▶ _Required work_: What follows are records. Restate all of them word for word.

[Records from a collection]

----

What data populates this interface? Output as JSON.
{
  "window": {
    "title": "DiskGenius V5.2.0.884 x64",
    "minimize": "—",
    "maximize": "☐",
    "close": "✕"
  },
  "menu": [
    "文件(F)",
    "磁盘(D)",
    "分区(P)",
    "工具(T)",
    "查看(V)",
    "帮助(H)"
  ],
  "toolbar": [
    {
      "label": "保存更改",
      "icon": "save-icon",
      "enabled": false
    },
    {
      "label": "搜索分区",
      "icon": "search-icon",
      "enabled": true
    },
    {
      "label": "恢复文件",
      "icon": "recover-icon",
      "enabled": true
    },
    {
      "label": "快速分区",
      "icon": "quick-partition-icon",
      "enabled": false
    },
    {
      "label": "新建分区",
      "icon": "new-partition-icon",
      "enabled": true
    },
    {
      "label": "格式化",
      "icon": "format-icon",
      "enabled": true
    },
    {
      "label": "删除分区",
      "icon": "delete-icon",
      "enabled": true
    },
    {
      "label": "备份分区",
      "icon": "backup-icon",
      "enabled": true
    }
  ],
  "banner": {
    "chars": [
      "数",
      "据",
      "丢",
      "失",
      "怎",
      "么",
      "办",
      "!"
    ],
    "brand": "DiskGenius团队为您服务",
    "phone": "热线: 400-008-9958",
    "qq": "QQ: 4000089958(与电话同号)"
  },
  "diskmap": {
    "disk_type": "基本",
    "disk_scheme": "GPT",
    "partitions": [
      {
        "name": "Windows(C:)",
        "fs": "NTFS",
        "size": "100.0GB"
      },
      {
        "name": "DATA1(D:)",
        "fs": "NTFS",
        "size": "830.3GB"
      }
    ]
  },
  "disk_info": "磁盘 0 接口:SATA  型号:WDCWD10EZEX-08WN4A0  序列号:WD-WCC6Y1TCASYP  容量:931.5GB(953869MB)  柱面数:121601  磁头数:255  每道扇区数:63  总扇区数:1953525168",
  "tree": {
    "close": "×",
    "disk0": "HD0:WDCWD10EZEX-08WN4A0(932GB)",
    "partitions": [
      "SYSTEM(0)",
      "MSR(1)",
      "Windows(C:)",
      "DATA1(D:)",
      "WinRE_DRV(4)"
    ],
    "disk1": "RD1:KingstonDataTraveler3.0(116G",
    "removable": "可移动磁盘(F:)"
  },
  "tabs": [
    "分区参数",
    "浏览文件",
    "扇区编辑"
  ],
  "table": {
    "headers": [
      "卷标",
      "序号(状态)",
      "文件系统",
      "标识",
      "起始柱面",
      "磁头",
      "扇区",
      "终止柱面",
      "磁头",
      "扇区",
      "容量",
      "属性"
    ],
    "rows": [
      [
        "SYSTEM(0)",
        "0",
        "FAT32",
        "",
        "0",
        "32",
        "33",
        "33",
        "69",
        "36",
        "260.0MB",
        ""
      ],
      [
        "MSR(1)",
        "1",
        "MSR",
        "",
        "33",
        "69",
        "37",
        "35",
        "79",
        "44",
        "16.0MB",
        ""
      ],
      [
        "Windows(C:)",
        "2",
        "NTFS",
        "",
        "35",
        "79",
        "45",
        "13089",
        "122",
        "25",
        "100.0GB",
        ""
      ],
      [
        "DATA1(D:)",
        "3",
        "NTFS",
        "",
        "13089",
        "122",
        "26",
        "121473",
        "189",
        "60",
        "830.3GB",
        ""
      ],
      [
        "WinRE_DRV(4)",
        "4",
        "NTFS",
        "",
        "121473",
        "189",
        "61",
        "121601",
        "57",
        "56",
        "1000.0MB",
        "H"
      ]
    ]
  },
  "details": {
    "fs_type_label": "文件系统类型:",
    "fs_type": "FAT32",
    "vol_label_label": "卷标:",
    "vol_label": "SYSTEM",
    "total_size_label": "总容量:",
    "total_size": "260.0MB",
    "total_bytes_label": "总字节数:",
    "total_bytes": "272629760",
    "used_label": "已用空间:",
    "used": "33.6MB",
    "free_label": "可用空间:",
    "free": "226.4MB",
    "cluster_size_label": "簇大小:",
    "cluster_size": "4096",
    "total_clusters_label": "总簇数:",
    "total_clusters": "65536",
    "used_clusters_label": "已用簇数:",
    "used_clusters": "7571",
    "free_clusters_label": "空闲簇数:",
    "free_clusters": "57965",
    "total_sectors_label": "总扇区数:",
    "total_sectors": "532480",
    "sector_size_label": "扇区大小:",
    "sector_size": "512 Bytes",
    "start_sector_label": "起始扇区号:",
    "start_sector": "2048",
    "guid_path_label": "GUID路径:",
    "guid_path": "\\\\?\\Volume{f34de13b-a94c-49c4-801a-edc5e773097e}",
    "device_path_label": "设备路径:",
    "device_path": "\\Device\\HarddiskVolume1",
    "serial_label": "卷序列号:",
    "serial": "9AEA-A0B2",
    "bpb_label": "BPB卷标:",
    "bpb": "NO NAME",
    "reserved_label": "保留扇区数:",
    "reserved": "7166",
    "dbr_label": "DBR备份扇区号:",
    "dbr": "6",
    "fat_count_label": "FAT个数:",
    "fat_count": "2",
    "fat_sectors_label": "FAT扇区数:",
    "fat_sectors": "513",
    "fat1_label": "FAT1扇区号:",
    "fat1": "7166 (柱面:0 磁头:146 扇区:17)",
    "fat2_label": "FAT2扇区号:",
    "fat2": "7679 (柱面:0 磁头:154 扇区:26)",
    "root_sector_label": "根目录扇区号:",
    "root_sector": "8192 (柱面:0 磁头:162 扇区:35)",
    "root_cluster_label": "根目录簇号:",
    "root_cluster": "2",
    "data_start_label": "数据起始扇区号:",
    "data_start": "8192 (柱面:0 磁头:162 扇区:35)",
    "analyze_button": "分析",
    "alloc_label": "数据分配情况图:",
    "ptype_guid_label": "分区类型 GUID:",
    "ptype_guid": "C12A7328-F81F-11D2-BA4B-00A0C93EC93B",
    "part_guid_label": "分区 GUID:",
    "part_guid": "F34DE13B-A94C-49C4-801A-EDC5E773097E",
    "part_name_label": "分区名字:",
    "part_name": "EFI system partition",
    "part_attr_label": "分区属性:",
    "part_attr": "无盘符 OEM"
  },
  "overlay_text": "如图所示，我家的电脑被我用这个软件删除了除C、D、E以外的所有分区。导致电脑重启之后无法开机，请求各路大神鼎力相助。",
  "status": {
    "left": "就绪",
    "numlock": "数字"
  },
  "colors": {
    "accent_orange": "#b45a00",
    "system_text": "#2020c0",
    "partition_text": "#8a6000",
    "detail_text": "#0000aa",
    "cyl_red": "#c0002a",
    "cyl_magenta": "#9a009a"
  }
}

----

▶ _Reply to the task_:
What data populates this interface? Output as JSON.
{
  "window": {
    "title": "DiskGenius V5.2.0.884 x64",
    "minimize": "—",
    "maximize": "☐",
    "close": "✕"
  },
  "menu": [
    "文件(F)",
    "磁盘(D)",
    "分区(P)",
    "工具(T)",
    "查看(V)",
    "帮助(H)"
  ],
  "toolbar": [
    {
      "label": "保存更改",
      "icon": "save-icon",
      "enabled": false
    },
    {
      "label": "搜索分区",
      "icon": "search-icon",
      "enabled": true
    },
    {
      "label": "恢复文件",
      "icon": "recover-icon",
      "enabled": true
    },
    {
      "label": "快速分区",
      "icon": "quick-partition-icon",
      "enabled": false
    },
    {
      "label": "新建分区",
      "icon": "new-partition-icon",
      "enabled": true
    },
    {
      "label": "格式化",
      "icon": "format-icon",
      "enabled": true
    },
    {
      "label": "删除分区",
      "icon": "delete-icon",
      "enabled": true
    },
    {
      "label": "备份分区",
      "icon": "backup-icon",
      "enabled": true
    }
  ],
  "banner": {
    "chars": [
      "数",
      "据",
      "丢",
      "失",
      "怎",
      "么",
      "办",
      "!"
    ],
    "brand": "DiskGenius团队为您服务",
    "phone": "热线: 400-008-9958",
    "qq": "QQ: 4000089958(与电话同号)"
  },
  "diskmap": {
    "disk_type": "基本",
    "disk_scheme": "GPT",
    "partitions": [
      {
        "name": "Windows(C:)",
        "fs": "NTFS",
        "size": "100.0GB"
      },
      {
        "name": "DATA1(D:)",
        "fs": "NTFS",
        "size": "830.3GB"
      }
    ]
  },
  "disk_info": "磁盘 0 接口:SATA  型号:WDCWD10EZEX-08WN4A0  序列号:WD-WCC6Y1TCASYP  容量:931.5GB(953869MB)  柱面数:121601  磁头数:255  每道扇区数:63  总扇区数:1953525168",
  "tree": {
    "close": "×",
    "disk0": "HD0:WDCWD10EZEX-08WN4A0(932GB)",
    "partitions": [
      "SYSTEM(0)",
      "MSR(1)",
      "Windows(C:)",
      "DATA1(D:)",
      "WinRE_DRV(4)"
    ],
    "disk1": "RD1:KingstonDataTraveler3.0(116G",
    "removable": "可移动磁盘(F:)"
  },
  "tabs": [
    "分区参数",
    "浏览文件",
    "扇区编辑"
  ],
  "table": {
    "headers": [
      "卷标",
      "序号(状态)",
      "文件系统",
      "标识",
      "起始柱面",
      "磁头",
      "扇区",
      "终止柱面",
      "磁头",
      "扇区",
      "容量",
      "属性"
    ],
    "rows": [
      [
        "SYSTEM(0)",
        "0",
        "FAT32",
        "",
        "0",
        "32",
        "33",
        "33",
        "69",
        "36",
        "260.0MB",
        ""
      ],
      [
        "MSR(1)",
        "1",
        "MSR",
        "",
        "33",
        "69",
        "37",
        "35",
        "79",
        "44",
        "16.0MB",
        ""
      ],
      [
        "Windows(C:)",
        "2",
        "NTFS",
        "",
        "35",
        "79",
        "45",
        "13089",
        "122",
        "25",
        "100.0GB",
        ""
      ],
      [
        "DATA1(D:)",
        "3",
        "NTFS",
        "",
        "13089",
        "122",
        "26",
        "121473",
        "189",
        "60",
        "830.3GB",
        ""
      ],
      [
        "WinRE_DRV(4)",
        "4",
        "NTFS",
        "",
        "121473",
        "189",
        "61",
        "121601",
        "57",
        "56",
        "1000.0MB",
        "H"
      ]
    ]
  },
  "details": {
    "fs_type_label": "文件系统类型:",
    "fs_type": "FAT32",
    "vol_label_label": "卷标:",
    "vol_label": "SYSTEM",
    "total_size_label": "总容量:",
    "total_size": "260.0MB",
    "total_bytes_label": "总字节数:",
    "total_bytes": "272629760",
    "used_label": "已用空间:",
    "used": "33.6MB",
    "free_label": "可用空间:",
    "free": "226.4MB",
    "cluster_size_label": "簇大小:",
    "cluster_size": "4096",
    "total_clusters_label": "总簇数:",
    "total_clusters": "65536",
    "used_clusters_label": "已用簇数:",
    "used_clusters": "7571",
    "free_clusters_label": "空闲簇数:",
    "free_clusters": "57965",
    "total_sectors_label": "总扇区数:",
    "total_sectors": "532480",
    "sector_size_label": "扇区大小:",
    "sector_size": "512 Bytes",
    "start_sector_label": "起始扇区号:",
    "start_sector": "2048",
    "guid_path_label": "GUID路径:",
    "guid_path": "\\\\?\\Volume{f34de13b-a94c-49c4-801a-edc5e773097e}",
    "device_path_label": "设备路径:",
    "device_path": "\\Device\\HarddiskVolume1",
    "serial_label": "卷序列号:",
    "serial": "9AEA-A0B2",
    "bpb_label": "BPB卷标:",
    "bpb": "NO NAME",
    "reserved_label": "保留扇区数:",
    "reserved": "7166",
    "dbr_label": "DBR备份扇区号:",
    "dbr": "6",
    "fat_count_label": "FAT个数:",
    "fat_count": "2",
    "fat_sectors_label": "FAT扇区数:",
    "fat_sectors": "513",
    "fat1_label": "FAT1扇区号:",
    "fat1": "7166 (柱面:0 磁头:146 扇区:17)",
    "fat2_label": "FAT2扇区号:",
    "fat2": "7679 (柱面:0 磁头:154 扇区:26)",
    "root_sector_label": "根目录扇区号:",
    "root_sector": "8192 (柱面:0 磁头:162 扇区:35)",
    "root_cluster_label": "根目录簇号:",
    "root_cluster": "2",
    "data_start_label": "数据起始扇区号:",
    "data_start": "8192 (柱面:0 磁头:162 扇区:35)",
    "analyze_button": "分析",
    "alloc_label": "数据分配情况图:",
    "ptype_guid_label": "分区类型 GUID:",
    "ptype_guid": "C12A7328-F81F-11D2-BA4B-00A0C93EC93B",
    "part_guid_label": "分区 GUID:",
    "part_guid": "F34DE13B-A94C-49C4-801A-EDC5E773097E",
    "part_name_label": "分区名字:",
    "part_name": "EFI system partition",
    "part_attr_label": "分区属性:",
    "part_attr": "无盘符 OEM"
  },
  "overlay_text": "如图所示，我家的电脑被我用这个软件删除了除C、D、E以外的所有分区。导致电脑重启之后无法开机，请求各路大神鼎力相助。",
  "status": {
    "left": "就绪",
    "numlock": "数字"
  },
  "colors": {
    "accent_orange": "#b45a00",
    "system_text": "#2020c0",
    "partition_text": "#8a6000",
    "detail_text": "#0000aa",
    "cyl_red": "#c0002a",
    "cyl_magenta": "#9a009a"
  }
}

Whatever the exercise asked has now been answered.